## Exercise brief
Repeat the entire listing exactly.

[Saved data entries]

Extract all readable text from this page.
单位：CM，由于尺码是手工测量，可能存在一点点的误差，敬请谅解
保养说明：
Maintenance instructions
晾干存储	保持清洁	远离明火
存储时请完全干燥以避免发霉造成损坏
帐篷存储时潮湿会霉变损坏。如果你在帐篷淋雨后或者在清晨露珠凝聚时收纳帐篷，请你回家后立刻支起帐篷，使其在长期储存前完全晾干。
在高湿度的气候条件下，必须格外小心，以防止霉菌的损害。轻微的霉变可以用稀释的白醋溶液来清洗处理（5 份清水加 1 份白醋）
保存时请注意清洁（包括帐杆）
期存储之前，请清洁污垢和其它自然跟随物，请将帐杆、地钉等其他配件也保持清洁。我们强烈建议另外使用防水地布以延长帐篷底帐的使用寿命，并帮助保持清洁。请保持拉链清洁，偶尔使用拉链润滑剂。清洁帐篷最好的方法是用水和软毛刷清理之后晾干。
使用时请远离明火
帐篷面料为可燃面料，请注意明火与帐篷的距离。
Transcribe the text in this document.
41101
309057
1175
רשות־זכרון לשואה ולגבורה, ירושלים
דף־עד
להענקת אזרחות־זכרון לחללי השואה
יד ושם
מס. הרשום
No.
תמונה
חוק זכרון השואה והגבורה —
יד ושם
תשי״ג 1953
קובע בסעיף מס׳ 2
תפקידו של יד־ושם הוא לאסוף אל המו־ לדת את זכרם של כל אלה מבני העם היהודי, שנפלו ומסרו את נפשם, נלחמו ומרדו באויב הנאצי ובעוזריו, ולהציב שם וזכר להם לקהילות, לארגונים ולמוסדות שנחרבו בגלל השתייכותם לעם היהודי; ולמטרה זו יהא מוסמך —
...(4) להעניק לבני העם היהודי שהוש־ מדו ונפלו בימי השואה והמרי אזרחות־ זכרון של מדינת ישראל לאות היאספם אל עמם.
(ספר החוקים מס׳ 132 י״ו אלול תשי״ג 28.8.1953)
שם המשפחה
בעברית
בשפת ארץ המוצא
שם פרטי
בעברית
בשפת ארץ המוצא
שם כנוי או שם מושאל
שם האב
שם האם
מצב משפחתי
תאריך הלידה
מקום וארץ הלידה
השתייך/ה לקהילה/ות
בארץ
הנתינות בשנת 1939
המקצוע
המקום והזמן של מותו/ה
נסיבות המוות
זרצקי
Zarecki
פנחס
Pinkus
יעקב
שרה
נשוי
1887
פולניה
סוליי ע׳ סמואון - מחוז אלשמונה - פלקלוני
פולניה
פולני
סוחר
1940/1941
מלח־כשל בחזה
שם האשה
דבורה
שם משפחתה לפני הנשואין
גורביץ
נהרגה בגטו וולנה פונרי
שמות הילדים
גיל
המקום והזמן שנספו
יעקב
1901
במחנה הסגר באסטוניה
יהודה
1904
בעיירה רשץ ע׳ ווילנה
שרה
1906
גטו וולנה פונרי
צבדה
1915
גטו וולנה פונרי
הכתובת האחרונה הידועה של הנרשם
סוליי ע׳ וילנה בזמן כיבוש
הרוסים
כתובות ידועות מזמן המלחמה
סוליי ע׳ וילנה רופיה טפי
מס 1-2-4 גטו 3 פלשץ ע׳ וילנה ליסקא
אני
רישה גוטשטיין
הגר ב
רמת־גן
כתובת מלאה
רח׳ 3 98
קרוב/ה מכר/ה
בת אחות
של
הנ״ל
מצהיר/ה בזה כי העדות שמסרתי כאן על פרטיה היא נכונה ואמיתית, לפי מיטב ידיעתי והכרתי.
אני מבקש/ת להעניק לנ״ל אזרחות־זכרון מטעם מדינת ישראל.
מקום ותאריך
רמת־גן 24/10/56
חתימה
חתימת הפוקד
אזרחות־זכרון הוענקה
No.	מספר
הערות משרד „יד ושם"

## Full solution
Extract all readable text from this page.
单位：CM，由于尺码是手工测量，可能存在一点点的误差，敬请谅解
保养说明：
Maintenance instructions
晾干存储	保持清洁	远离明火
存储时请完全干燥以避免发霉造成损坏
帐篷存储时潮湿会霉变损坏。如果你在帐篷淋雨后或者在清晨露珠凝聚时收纳帐篷，请你回家后立刻支起帐篷，使其在长期储存前完全晾干。
在高湿度的气候条件下，必须格外小心，以防止霉菌的损害。轻微的霉变可以用稀释的白醋溶液来清洗处理（5 份清水加 1 份白醋）
保存时请注意清洁（包括帐杆）
期存储之前，请清洁污垢和其它自然跟随物，请将帐杆、地钉等其他配件也保持清洁。我们强烈建议另外使用防水地布以延长帐篷底帐的使用寿命，并帮助保持清洁。请保持拉链清洁，偶尔使用拉链润滑剂。清洁帐篷最好的方法是用水和软毛刷清理之后晾干。
使用时请远离明火
帐篷面料为可燃面料，请注意明火与帐篷的距离。
Transcribe the text in this document.
41101
309057
1175
רשות־זכרון לשואה ולגבורה, ירושלים
דף־עד
להענקת אזרחות־זכרון לחללי השואה
יד ושם
מס. הרשום
No.
תמונה
חוק זכרון השואה והגבורה —
יד ושם
תשי״ג 1953
קובע בסעיף מס׳ 2
תפקידו של יד־ושם הוא לאסוף אל המו־ לדת את זכרם של כל אלה מבני העם היהודי, שנפלו ומסרו את נפשם, נלחמו ומרדו באויב הנאצי ובעוזריו, ולהציב שם וזכר להם לקהילות, לארגונים ולמוסדות שנחרבו בגלל השתייכותם לעם היהודי; ולמטרה זו יהא מוסמך —
...(4) להעניק לבני העם היהודי שהוש־ מדו ונפלו בימי השואה והמרי אזרחות־ זכרון של מדינת ישראל לאות היאספם אל עמם.
(ספר החוקים מס׳ 132 י״ו אלול תשי״ג 28.8.1953)
שם המשפחה
בעברית
בשפת ארץ המוצא
שם פרטי
בעברית
בשפת ארץ המוצא
שם כנוי או שם מושאל
שם האב
שם האם
מצב משפחתי
תאריך הלידה
מקום וארץ הלידה
השתייך/ה לקהילה/ות
בארץ
הנתינות בשנת 1939
המקצוע
המקום והזמן של מותו/ה
נסיבות המוות
זרצקי
Zarecki
פנחס
Pinkus
יעקב
שרה
נשוי
1887
פולניה
סוליי ע׳ סמואון - מחוז אלשמונה - פלקלוני
פולניה
פולני
סוחר
1940/1941
מלח־כשל בחזה
שם האשה
דבורה
שם משפחתה לפני הנשואין
גורביץ
נהרגה בגטו וולנה פונרי
שמות הילדים
גיל
המקום והזמן שנספו
יעקב
1901
במחנה הסגר באסטוניה
יהודה
1904
בעיירה רשץ ע׳ ווילנה
שרה
1906
גטו וולנה פונרי
צבדה
1915
גטו וולנה פונרי
הכתובת האחרונה הידועה של הנרשם
סוליי ע׳ וילנה בזמן כיבוש
הרוסים
כתובות ידועות מזמן המלחמה
סוליי ע׳ וילנה רופיה טפי
מס 1-2-4 גטו 3 פלשץ ע׳ וילנה ליסקא
אני
רישה גוטשטיין
הגר ב
רמת־גן
כתובת מלאה
רח׳ 3 98
קרוב/ה מכר/ה
בת אחות
של
הנ״ל
מצהיר/ה בזה כי העדות שמסרתי כאן על פרטיה היא נכונה ואמיתית, לפי מיטב ידיעתי והכרתי.
אני מבקש/ת להעניק לנ״ל אזרחות־זכרון מטעם מדינת ישראל.
מקום ותאריך
רמת־גן 24/10/56
חתימה
חתימת הפוקד
אזרחות־זכרון הוענקה
No.	מספר
הערות משרד „יד ושם"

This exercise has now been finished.